### TASK PROMPT
Lines holding the string "ylabel" are the ones to copy; find them all in the data.

### RECORD EXTRACTS
— start —

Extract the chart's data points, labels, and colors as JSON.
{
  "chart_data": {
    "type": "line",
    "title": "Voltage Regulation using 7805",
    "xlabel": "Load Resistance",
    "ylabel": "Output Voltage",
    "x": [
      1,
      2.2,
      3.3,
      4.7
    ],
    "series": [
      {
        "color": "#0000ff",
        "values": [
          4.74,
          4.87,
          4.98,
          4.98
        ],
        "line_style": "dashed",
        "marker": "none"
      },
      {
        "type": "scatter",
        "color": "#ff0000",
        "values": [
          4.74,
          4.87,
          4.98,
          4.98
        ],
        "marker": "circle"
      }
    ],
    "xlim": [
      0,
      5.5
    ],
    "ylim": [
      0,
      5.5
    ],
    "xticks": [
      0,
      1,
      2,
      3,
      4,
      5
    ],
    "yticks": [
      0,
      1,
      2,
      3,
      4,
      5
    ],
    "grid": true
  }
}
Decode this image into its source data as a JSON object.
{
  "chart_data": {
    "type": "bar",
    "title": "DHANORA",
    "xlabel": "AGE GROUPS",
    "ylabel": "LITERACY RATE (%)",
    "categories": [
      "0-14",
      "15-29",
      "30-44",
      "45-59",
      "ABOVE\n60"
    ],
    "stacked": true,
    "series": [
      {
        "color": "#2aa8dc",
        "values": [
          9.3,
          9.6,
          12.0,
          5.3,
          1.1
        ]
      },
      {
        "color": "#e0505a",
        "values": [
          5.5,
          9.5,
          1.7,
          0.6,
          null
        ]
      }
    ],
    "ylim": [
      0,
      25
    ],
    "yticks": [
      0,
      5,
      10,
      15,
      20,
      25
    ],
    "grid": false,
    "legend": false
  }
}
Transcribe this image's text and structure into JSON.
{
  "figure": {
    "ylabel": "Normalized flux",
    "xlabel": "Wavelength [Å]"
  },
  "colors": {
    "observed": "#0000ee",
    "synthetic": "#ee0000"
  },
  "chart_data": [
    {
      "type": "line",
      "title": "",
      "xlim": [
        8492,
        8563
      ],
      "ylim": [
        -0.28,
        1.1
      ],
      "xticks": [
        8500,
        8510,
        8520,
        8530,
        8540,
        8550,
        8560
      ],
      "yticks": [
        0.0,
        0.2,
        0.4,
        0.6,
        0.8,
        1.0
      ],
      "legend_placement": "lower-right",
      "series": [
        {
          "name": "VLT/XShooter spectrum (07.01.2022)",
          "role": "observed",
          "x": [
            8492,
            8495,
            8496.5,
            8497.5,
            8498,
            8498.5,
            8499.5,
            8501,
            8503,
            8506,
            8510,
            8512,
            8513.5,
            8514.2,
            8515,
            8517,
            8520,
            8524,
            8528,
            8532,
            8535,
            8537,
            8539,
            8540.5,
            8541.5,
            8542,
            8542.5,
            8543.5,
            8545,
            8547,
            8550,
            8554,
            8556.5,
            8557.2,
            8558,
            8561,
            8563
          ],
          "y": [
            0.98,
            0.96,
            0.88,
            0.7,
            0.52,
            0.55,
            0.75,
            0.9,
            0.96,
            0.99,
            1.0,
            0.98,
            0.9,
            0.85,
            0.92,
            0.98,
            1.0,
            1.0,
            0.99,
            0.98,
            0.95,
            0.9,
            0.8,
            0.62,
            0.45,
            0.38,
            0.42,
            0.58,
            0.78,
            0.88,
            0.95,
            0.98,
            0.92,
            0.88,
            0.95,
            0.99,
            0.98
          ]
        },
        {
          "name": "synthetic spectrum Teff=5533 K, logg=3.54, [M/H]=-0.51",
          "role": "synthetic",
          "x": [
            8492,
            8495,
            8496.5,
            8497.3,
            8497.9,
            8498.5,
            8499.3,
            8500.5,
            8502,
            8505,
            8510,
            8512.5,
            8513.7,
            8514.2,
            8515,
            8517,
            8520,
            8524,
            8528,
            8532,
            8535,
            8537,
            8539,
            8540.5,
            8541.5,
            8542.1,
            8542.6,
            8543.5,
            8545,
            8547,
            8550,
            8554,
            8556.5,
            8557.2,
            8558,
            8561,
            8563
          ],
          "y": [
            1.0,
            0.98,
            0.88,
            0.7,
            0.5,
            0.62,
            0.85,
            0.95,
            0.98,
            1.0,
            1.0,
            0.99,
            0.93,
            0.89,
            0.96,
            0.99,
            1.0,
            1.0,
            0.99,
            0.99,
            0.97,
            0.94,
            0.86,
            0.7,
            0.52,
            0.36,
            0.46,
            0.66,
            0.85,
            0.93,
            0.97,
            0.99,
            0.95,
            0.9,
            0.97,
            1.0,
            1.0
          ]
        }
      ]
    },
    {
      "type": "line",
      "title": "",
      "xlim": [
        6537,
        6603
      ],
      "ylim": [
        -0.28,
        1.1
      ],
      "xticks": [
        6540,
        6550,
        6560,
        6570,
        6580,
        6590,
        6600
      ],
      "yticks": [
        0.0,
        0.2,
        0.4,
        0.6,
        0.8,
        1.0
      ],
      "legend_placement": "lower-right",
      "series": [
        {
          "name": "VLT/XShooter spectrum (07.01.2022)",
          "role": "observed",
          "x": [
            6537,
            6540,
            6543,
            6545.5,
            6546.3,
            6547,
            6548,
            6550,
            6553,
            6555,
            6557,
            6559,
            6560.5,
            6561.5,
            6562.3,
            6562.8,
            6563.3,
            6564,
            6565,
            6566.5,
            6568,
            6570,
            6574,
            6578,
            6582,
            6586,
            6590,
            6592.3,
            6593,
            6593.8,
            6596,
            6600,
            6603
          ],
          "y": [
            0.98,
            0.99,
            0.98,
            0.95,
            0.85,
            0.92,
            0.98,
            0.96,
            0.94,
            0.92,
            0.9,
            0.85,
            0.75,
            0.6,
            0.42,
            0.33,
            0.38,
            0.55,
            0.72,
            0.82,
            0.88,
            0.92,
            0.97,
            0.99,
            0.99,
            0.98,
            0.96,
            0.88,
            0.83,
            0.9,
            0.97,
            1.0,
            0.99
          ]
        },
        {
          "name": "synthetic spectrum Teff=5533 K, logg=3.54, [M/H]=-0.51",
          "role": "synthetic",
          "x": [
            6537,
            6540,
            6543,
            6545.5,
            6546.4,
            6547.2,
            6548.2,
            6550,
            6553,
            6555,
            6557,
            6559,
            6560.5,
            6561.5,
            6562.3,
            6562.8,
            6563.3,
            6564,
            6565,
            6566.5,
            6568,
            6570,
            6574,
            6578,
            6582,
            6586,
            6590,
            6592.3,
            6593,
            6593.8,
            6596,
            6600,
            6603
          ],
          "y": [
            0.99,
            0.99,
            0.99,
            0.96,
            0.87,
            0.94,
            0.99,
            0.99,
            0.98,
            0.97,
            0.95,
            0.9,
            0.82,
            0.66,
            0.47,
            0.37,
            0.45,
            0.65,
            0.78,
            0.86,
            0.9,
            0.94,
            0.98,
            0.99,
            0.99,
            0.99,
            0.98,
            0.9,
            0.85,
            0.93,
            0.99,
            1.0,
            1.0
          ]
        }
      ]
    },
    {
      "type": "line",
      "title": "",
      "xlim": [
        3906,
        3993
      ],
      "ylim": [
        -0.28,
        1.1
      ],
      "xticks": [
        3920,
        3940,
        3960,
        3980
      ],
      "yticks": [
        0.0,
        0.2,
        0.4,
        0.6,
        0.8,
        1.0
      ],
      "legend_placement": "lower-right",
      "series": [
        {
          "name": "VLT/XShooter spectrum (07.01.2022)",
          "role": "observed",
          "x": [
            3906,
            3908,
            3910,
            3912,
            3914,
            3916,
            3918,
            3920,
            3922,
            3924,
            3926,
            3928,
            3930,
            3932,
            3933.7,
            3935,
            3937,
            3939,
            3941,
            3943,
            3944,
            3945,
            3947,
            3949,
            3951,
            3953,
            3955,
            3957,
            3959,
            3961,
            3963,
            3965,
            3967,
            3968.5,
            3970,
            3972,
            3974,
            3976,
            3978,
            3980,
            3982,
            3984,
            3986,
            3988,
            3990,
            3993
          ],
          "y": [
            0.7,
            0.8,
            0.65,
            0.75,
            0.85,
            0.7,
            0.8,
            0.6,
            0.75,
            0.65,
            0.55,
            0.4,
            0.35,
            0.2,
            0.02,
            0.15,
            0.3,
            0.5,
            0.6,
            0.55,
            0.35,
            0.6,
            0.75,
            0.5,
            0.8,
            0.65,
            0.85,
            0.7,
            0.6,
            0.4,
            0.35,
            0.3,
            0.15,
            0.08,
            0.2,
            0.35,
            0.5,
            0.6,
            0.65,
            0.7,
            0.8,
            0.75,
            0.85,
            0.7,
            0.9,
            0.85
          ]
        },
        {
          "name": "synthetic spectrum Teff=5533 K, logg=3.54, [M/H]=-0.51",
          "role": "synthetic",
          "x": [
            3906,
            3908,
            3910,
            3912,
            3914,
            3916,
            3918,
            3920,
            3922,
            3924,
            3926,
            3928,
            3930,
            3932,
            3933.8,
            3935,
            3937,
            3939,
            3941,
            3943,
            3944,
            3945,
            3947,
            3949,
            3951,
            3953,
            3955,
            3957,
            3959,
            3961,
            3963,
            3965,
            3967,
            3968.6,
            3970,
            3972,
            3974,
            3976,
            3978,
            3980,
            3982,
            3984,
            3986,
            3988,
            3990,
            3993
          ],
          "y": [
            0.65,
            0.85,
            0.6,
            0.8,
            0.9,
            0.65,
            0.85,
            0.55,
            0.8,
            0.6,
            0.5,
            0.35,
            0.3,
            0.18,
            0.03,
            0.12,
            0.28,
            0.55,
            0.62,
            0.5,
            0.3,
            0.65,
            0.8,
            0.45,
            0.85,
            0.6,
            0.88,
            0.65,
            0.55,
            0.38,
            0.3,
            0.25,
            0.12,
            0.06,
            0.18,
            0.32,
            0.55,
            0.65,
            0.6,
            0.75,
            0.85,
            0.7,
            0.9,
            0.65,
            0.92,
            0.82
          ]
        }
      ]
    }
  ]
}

— end —

### ANSWER TO THIS TASK
    "ylabel": "Output Voltage",
    "ylabel": "LITERACY RATE (%)",
    "ylabel": "Normalized flux",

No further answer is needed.